[JOB] All of the data should be output character for character, except the pictures.

[PROVIDED DATA]
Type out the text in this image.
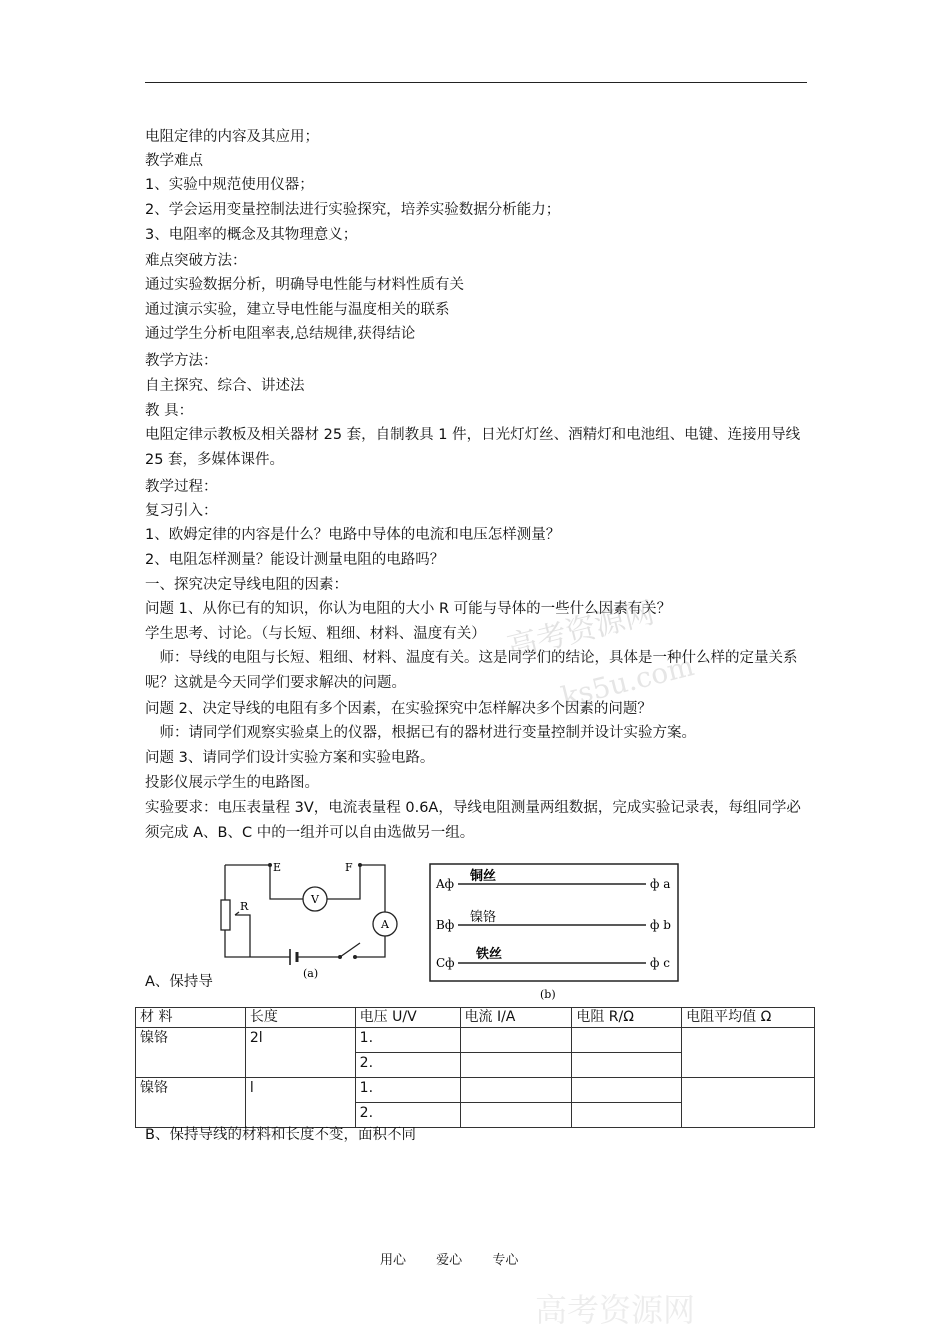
高考资源网
ks5u.com
高考资源网
电阻定律的内容及其应用；
教学难点
1、实验中规范使用仪器；
2、学会运用变量控制法进行实验探究，培养实验数据分析能力；
3、电阻率的概念及其物理意义；
难点突破方法：
通过实验数据分析，明确导电性能与材料性质有关
通过演示实验，建立导电性能与温度相关的联系
通过学生分析电阻率表,总结规律,获得结论
教学方法：
自主探究、综合、讲述法
教 具：
电阻定律示教板及相关器材 25 套，自制教具 1 件，日光灯灯丝、酒精灯和电池组、电键、连接用导线 25 套，多媒体课件。
教学过程：
复习引入：
1、欧姆定律的内容是什么？电路中导体的电流和电压怎样测量？
2、电阻怎样测量？能设计测量电阻的电路吗？
一、探究决定导线电阻的因素：
问题 1、从你已有的知识，你认为电阻的大小 R 可能与导体的一些什么因素有关？
学生思考、讨论。（与长短、粗细、材料、温度有关）
　师：导线的电阻与长短、粗细、材料、温度有关。这是同学们的结论，具体是一种什么样的定量关系呢？这就是今天同学们要求解决的问题。
问题 2、决定导线的电阻有多个因素，在实验探究中怎样解决多个因素的问题？
　师：请同学们观察实验桌上的仪器，根据已有的器材进行变量控制并设计实验方案。
问题 3、请同学们设计实验方案和实验电路。
投影仪展示学生的电路图。
实验要求：电压表量程 3V，电流表量程 0.6A，导线电阻测量两组数据，完成实验记录表，每组同学必须完成 A、B、C 中的一组并可以自由选做另一组。
E	F
R
V
A
(a)
Aф	ф a
铜丝
Bф	ф b
镍铬
Cф	ф c
铁丝
(b)
A、保持导
材 料	长度	电压 U/V	电流 I/A	电阻 R/Ω	电阻平均值 Ω
镍铬	2l	1.			
		2.			
镍铬	l	1.			
		2.			
B、保持导线的材料和长度不变，面积不同
用心 爱心 专心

[THE RESULT]
Type out the text in this image.
高考资源网
ks5u.com
高考资源网
电阻定律的内容及其应用；
教学难点
1、实验中规范使用仪器；
2、学会运用变量控制法进行实验探究，培养实验数据分析能力；
3、电阻率的概念及其物理意义；
难点突破方法：
通过实验数据分析，明确导电性能与材料性质有关
通过演示实验，建立导电性能与温度相关的联系
通过学生分析电阻率表,总结规律,获得结论
教学方法：
自主探究、综合、讲述法
教 具：
电阻定律示教板及相关器材 25 套，自制教具 1 件，日光灯灯丝、酒精灯和电池组、电键、连接用导线 25 套，多媒体课件。
教学过程：
复习引入：
1、欧姆定律的内容是什么？电路中导体的电流和电压怎样测量？
2、电阻怎样测量？能设计测量电阻的电路吗？
一、探究决定导线电阻的因素：
问题 1、从你已有的知识，你认为电阻的大小 R 可能与导体的一些什么因素有关？
学生思考、讨论。（与长短、粗细、材料、温度有关）
　师：导线的电阻与长短、粗细、材料、温度有关。这是同学们的结论，具体是一种什么样的定量关系呢？这就是今天同学们要求解决的问题。
问题 2、决定导线的电阻有多个因素，在实验探究中怎样解决多个因素的问题？
　师：请同学们观察实验桌上的仪器，根据已有的器材进行变量控制并设计实验方案。
问题 3、请同学们设计实验方案和实验电路。
投影仪展示学生的电路图。
实验要求：电压表量程 3V，电流表量程 0.6A，导线电阻测量两组数据，完成实验记录表，每组同学必须完成 A、B、C 中的一组并可以自由选做另一组。
E	F
R
V
A
(a)
Aф	ф a
铜丝
Bф	ф b
镍铬
Cф	ф c
铁丝
(b)
A、保持导
材 料	长度	电压 U/V	电流 I/A	电阻 R/Ω	电阻平均值 Ω
镍铬	2l	1.			
		2.			
镍铬	l	1.			
		2.			
B、保持导线的材料和长度不变，面积不同
用心 爱心 专心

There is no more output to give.